→ **WHAT THE EXERCISE ASKS**:
Leave out every picture, and return exactly the lines from the line containing "Transcribe this image's" through the end of the records below, both inclusive.
--
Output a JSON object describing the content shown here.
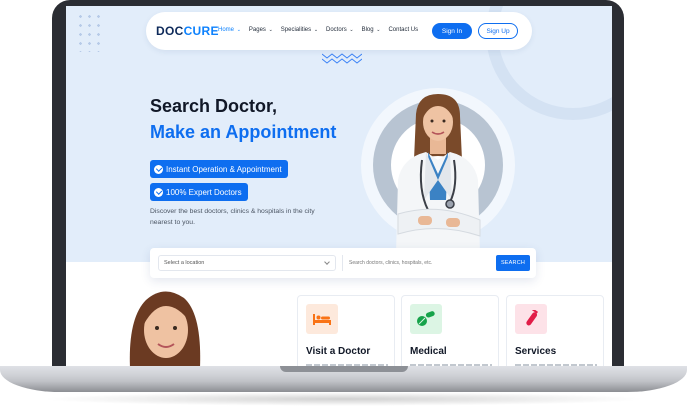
{
  "brand": {
    "logo_text": "DOCCURE",
    "logo_main": "DOC",
    "logo_accent": "CURE"
  },
  "nav": {
    "links": [
      {
        "label": "Home",
        "caret": "⌄",
        "active": true
      },
      {
        "label": "Pages",
        "caret": "⌄"
      },
      {
        "label": "Specialities",
        "caret": "⌄"
      },
      {
        "label": "Doctors",
        "caret": "⌄"
      },
      {
        "label": "Blog",
        "caret": "⌄"
      },
      {
        "label": "Contact Us",
        "caret": ""
      }
    ],
    "sign_in": "Sign In",
    "sign_up": "Sign Up"
  },
  "hero": {
    "title_line1": "Search Doctor,",
    "title_line2": "Make an Appointment",
    "badges": [
      "Instant Operation & Appointment",
      "100% Expert Doctors"
    ],
    "description": "Discover the best doctors, clinics & hospitals in the city nearest to you."
  },
  "search": {
    "location_placeholder": "Select a location",
    "query_placeholder": "Search doctors, clinics, hospitals, etc.",
    "button_label": "SEARCH"
  },
  "services": [
    {
      "title": "Visit a Doctor",
      "icon": "bed-icon",
      "color": "#f97316"
    },
    {
      "title": "Medical",
      "icon": "pills-icon",
      "color": "#16a34a"
    },
    {
      "title": "Services",
      "icon": "test-tube-icon",
      "color": "#e11d48"
    }
  ],
  "colors": {
    "primary": "#0e6ef0",
    "hero_bg": "#e2edfa",
    "dark_text": "#111827"
  }
}
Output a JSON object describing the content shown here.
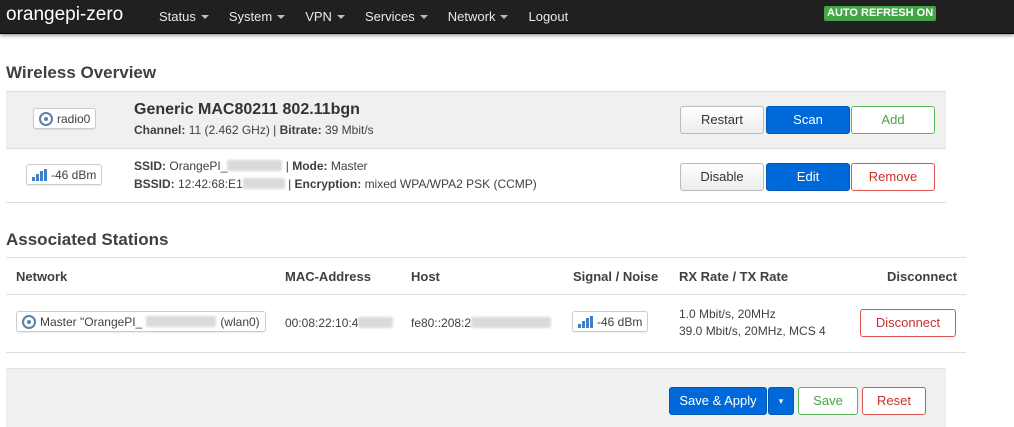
{
  "navbar": {
    "brand": "orangepi-zero",
    "menu": [
      "Status",
      "System",
      "VPN",
      "Services",
      "Network"
    ],
    "logout": "Logout",
    "auto_refresh": "AUTO REFRESH ON"
  },
  "wireless": {
    "heading": "Wireless Overview",
    "device": {
      "badge": "radio0",
      "title": "Generic MAC80211 802.11bgn",
      "channel_label": "Channel:",
      "channel_value": "11 (2.462 GHz)",
      "bitrate_label": "Bitrate:",
      "bitrate_value": "39 Mbit/s",
      "buttons": {
        "restart": "Restart",
        "scan": "Scan",
        "add": "Add"
      }
    },
    "network": {
      "signal": "-46 dBm",
      "ssid_label": "SSID:",
      "ssid_value": "OrangePI_",
      "mode_label": "Mode:",
      "mode_value": "Master",
      "bssid_label": "BSSID:",
      "bssid_value": "12:42:68:E1",
      "encryption_label": "Encryption:",
      "encryption_value": "mixed WPA/WPA2 PSK (CCMP)",
      "buttons": {
        "disable": "Disable",
        "edit": "Edit",
        "remove": "Remove"
      }
    }
  },
  "stations": {
    "heading": "Associated Stations",
    "columns": {
      "network": "Network",
      "mac": "MAC-Address",
      "host": "Host",
      "signal": "Signal / Noise",
      "rate": "RX Rate / TX Rate",
      "disconnect": "Disconnect"
    },
    "rows": [
      {
        "network_prefix": "Master \"OrangePI_",
        "network_suffix": "(wlan0)",
        "mac": "00:08:22:10:4",
        "host": "fe80::208:2",
        "signal": "-46 dBm",
        "rx": "1.0 Mbit/s, 20MHz",
        "tx": "39.0 Mbit/s, 20MHz, MCS 4",
        "disconnect": "Disconnect"
      }
    ]
  },
  "footer": {
    "save_apply": "Save & Apply",
    "save": "Save",
    "reset": "Reset"
  }
}
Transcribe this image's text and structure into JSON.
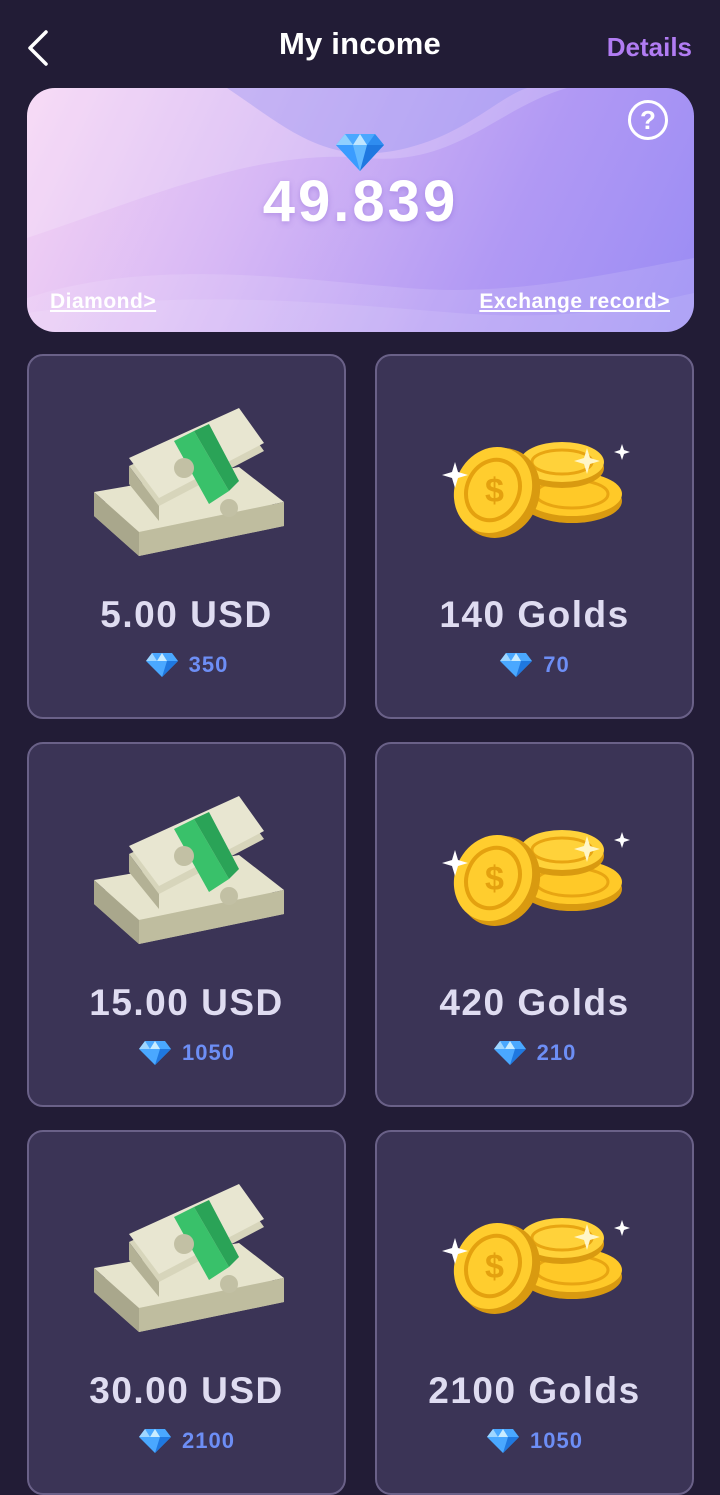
{
  "header": {
    "title": "My income",
    "details_label": "Details"
  },
  "balance": {
    "amount": "49.839",
    "diamond_link": "Diamond>",
    "exchange_link": "Exchange record>"
  },
  "items": [
    {
      "type": "usd",
      "icon": "cash-stack-icon",
      "amount": "5.00 USD",
      "price": "350"
    },
    {
      "type": "gold",
      "icon": "gold-coins-icon",
      "amount": "140 Golds",
      "price": "70"
    },
    {
      "type": "usd",
      "icon": "cash-stack-icon",
      "amount": "15.00 USD",
      "price": "1050"
    },
    {
      "type": "gold",
      "icon": "gold-coins-icon",
      "amount": "420 Golds",
      "price": "210"
    },
    {
      "type": "usd",
      "icon": "cash-stack-icon",
      "amount": "30.00 USD",
      "price": "2100"
    },
    {
      "type": "gold",
      "icon": "gold-coins-icon",
      "amount": "2100 Golds",
      "price": "1050"
    }
  ],
  "colors": {
    "background": "#221c36",
    "card": "#3b3456",
    "accent": "#b17cf3",
    "price_text": "#6d8ef5"
  }
}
--
→ **OUTPUT OF THE TASK**:
Transcribe this image's text and structure into JSON.
{
  "header": {
    "title": "My income",
    "details_label": "Details"
  },
  "balance": {
    "amount": "49.839",
    "diamond_link": "Diamond>",
    "exchange_link": "Exchange record>"
  },
  "items": [
    {
      "type": "usd",
      "icon": "cash-stack-icon",
      "amount": "5.00 USD",
      "price": "350"
    },
    {
      "type": "gold",
      "icon": "gold-coins-icon",
      "amount": "140 Golds",
      "price": "70"
    },
    {
      "type": "usd",
      "icon": "cash-stack-icon",
      "amount": "15.00 USD",
      "price": "1050"
    },
    {
      "type": "gold",
      "icon": "gold-coins-icon",
      "amount": "420 Golds",
      "price": "210"
    },
    {
      "type": "usd",
      "icon": "cash-stack-icon",
      "amount": "30.00 USD",
      "price": "2100"
    },
    {
      "type": "gold",
      "icon": "gold-coins-icon",
      "amount": "2100 Golds",
      "price": "1050"
    }
  ],
  "colors": {
    "background": "#221c36",
    "card": "#3b3456",
    "accent": "#b17cf3",
    "price_text": "#6d8ef5"
  }
}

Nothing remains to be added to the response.